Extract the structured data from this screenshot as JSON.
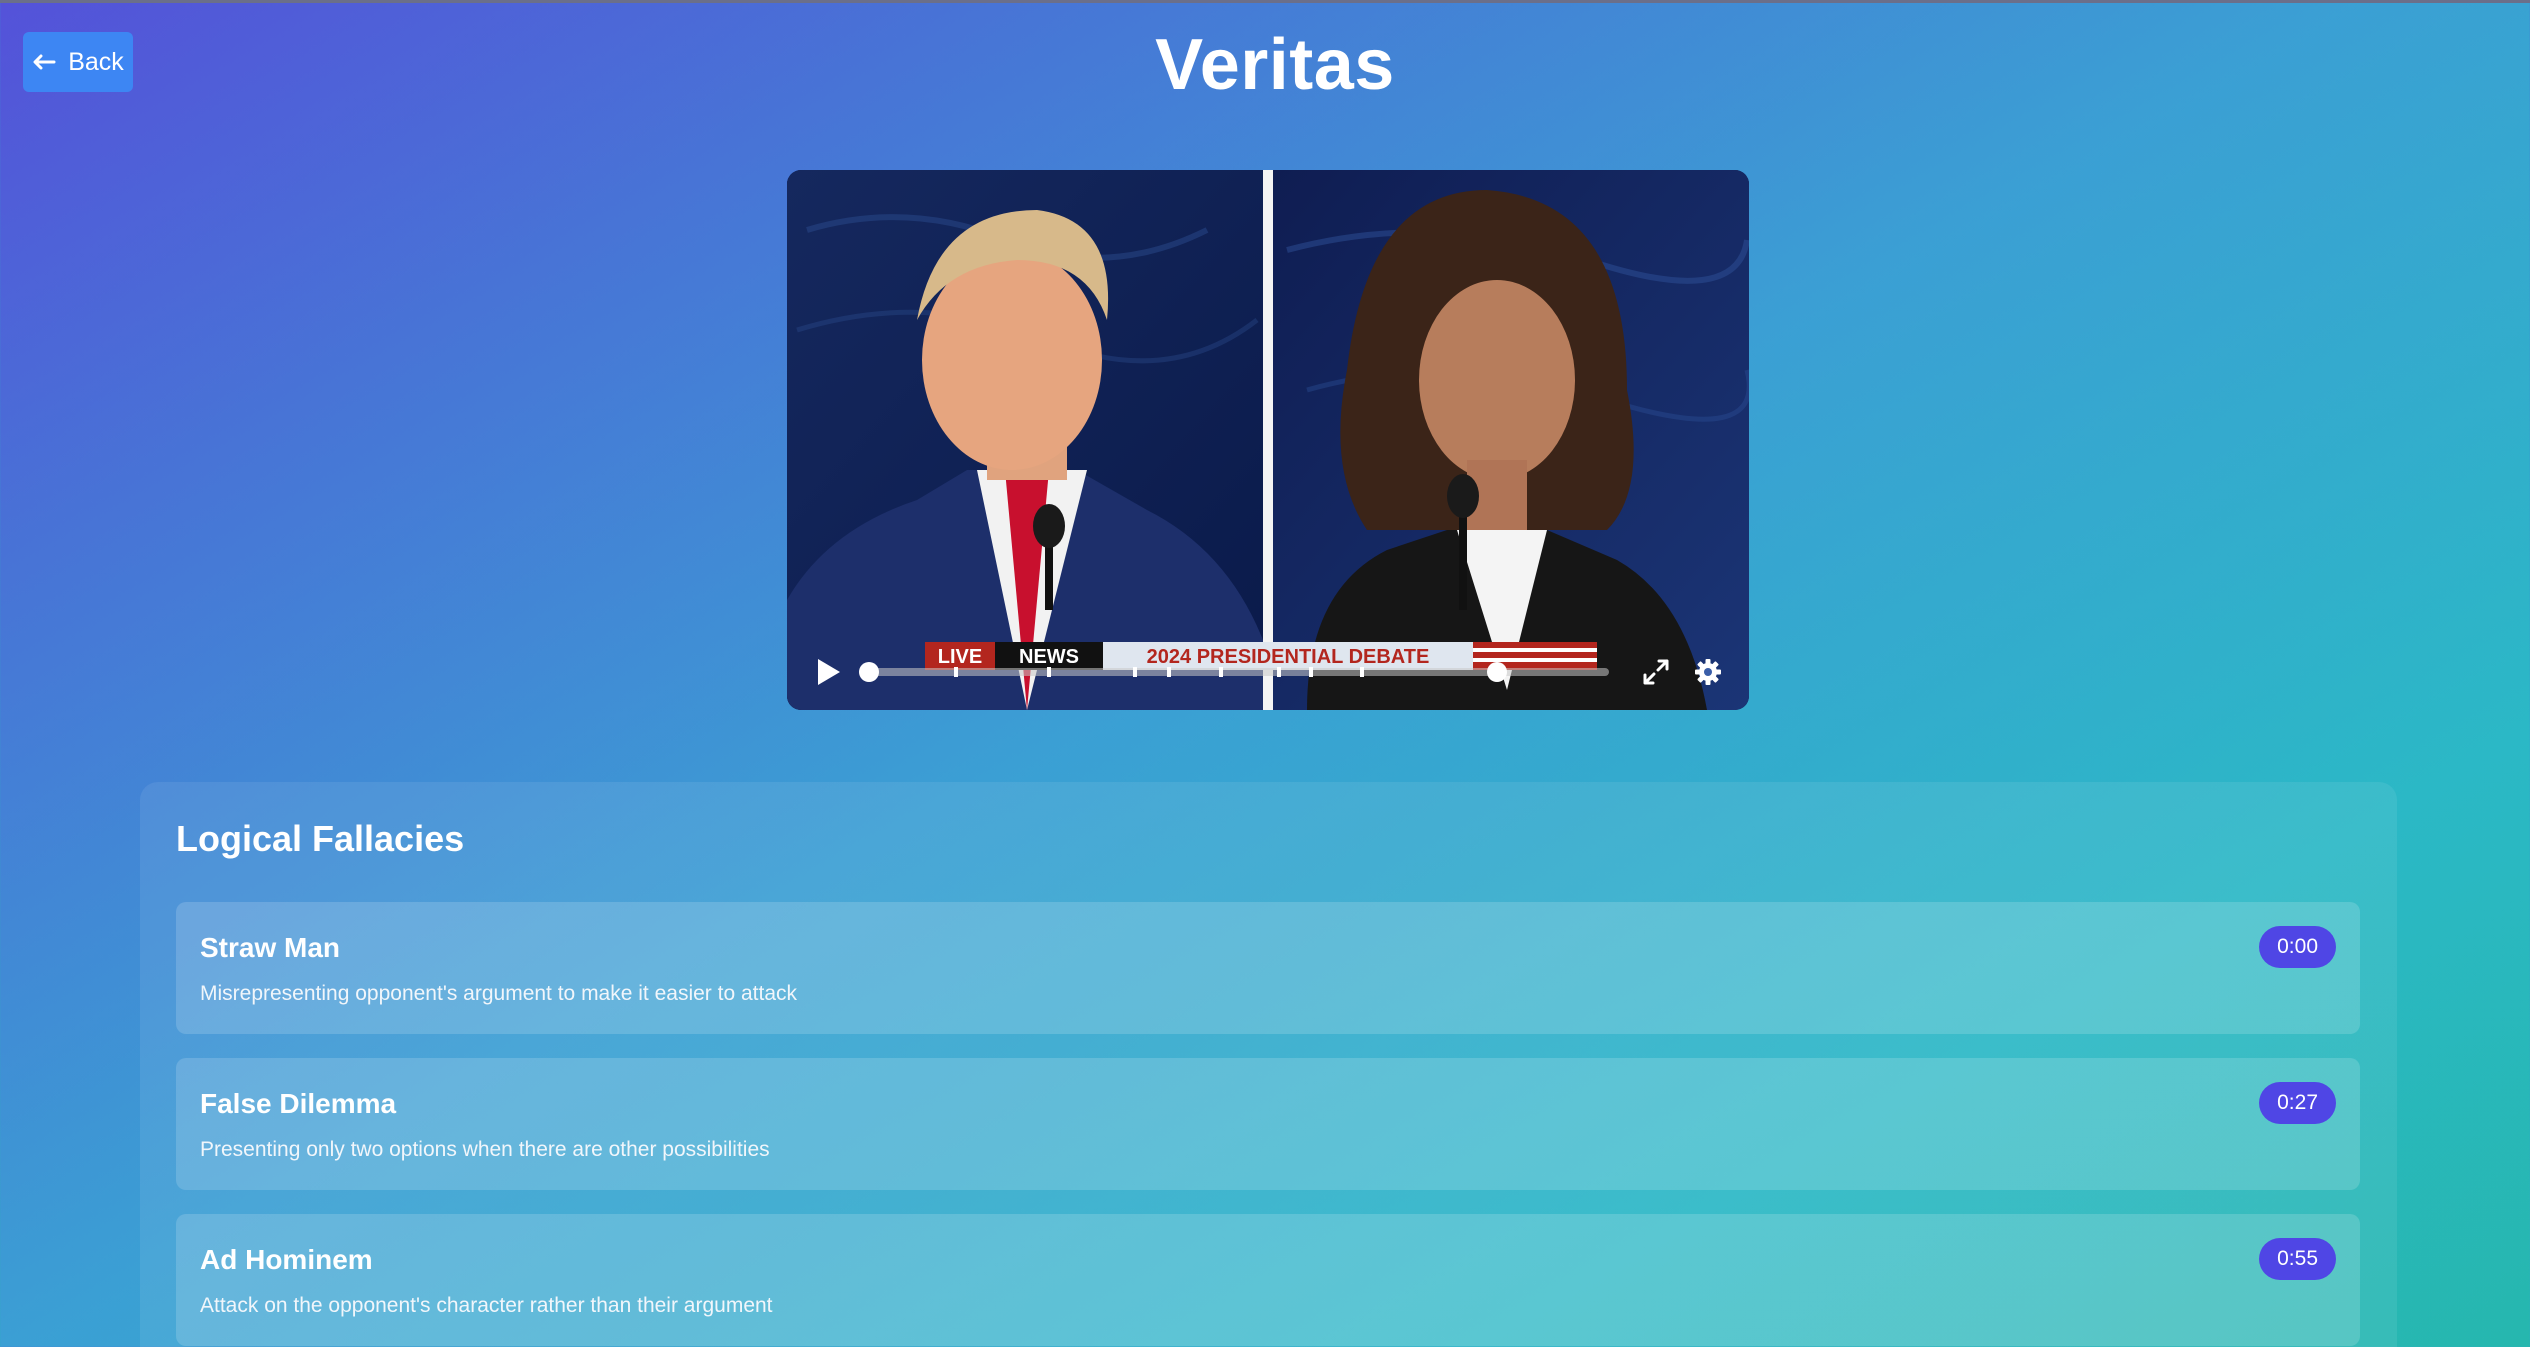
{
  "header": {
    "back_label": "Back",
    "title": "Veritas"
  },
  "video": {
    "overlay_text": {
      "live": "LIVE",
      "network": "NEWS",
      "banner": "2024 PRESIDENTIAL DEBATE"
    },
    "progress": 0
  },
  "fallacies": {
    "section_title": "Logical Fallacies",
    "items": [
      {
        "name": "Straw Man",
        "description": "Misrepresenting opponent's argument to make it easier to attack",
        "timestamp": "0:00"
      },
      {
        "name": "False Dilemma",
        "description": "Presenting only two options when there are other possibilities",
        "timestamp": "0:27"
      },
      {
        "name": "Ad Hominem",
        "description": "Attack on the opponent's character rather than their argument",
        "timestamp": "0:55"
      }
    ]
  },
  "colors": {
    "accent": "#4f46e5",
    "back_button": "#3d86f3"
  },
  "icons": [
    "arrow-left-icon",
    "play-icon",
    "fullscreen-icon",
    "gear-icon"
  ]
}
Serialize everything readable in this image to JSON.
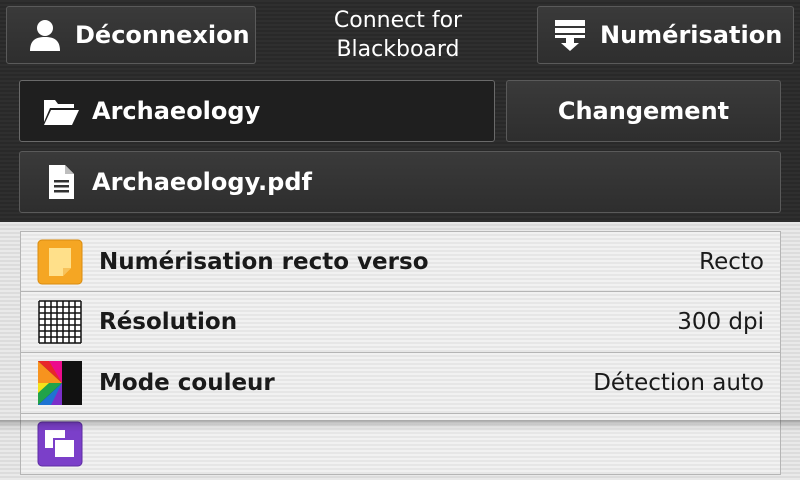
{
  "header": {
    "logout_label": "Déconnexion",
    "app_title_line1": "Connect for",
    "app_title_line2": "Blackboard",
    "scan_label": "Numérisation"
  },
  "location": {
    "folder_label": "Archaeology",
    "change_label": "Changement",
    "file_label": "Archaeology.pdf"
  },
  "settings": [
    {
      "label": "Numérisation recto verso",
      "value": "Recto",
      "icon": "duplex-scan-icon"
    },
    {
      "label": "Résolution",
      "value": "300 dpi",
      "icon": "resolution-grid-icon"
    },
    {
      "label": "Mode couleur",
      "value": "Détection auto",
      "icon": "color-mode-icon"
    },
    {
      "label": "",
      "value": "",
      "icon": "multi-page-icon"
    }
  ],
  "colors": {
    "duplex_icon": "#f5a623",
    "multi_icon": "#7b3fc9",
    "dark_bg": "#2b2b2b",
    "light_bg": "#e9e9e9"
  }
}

------------------------------

Report how many lines of the preceding records include "JSON". Output the number only.

- [Task answer] 2